▶ **Instructions for the task**
Reproduce all of the data word for word.
====== Records for this exercise ======
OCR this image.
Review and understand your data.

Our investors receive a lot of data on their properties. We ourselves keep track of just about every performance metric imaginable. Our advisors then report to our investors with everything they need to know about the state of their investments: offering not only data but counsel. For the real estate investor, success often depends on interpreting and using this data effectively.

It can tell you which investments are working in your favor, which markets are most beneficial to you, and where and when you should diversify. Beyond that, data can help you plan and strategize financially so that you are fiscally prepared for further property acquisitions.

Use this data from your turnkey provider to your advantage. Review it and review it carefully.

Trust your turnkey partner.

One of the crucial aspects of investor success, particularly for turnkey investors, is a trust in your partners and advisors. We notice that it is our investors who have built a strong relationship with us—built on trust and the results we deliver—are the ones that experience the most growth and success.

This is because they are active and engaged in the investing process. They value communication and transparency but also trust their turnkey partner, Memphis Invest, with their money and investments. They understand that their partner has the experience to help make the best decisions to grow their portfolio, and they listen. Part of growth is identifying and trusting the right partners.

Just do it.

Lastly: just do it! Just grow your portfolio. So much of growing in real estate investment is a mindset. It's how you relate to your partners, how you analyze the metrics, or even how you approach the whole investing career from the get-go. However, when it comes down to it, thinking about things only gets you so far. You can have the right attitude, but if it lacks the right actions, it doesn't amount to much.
======
▶ **Exercise answer**
OCR this image.
Review and understand your data.

Our investors receive a lot of data on their properties. We ourselves keep track of just about every performance metric imaginable. Our advisors then report to our investors with everything they need to know about the state of their investments: offering not only data but counsel. For the real estate investor, success often depends on interpreting and using this data effectively.

It can tell you which investments are working in your favor, which markets are most beneficial to you, and where and when you should diversify. Beyond that, data can help you plan and strategize financially so that you are fiscally prepared for further property acquisitions.

Use this data from your turnkey provider to your advantage. Review it and review it carefully.

Trust your turnkey partner.

One of the crucial aspects of investor success, particularly for turnkey investors, is a trust in your partners and advisors. We notice that it is our investors who have built a strong relationship with us—built on trust and the results we deliver—are the ones that experience the most growth and success.

This is because they are active and engaged in the investing process. They value communication and transparency but also trust their turnkey partner, Memphis Invest, with their money and investments. They understand that their partner has the experience to help make the best decisions to grow their portfolio, and they listen. Part of growth is identifying and trusting the right partners.

Just do it.

Lastly: just do it! Just grow your portfolio. So much of growing in real estate investment is a mindset. It's how you relate to your partners, how you analyze the metrics, or even how you approach the whole investing career from the get-go. However, when it comes down to it, thinking about things only gets you so far. You can have the right attitude, but if it lacks the right actions, it doesn't amount to much.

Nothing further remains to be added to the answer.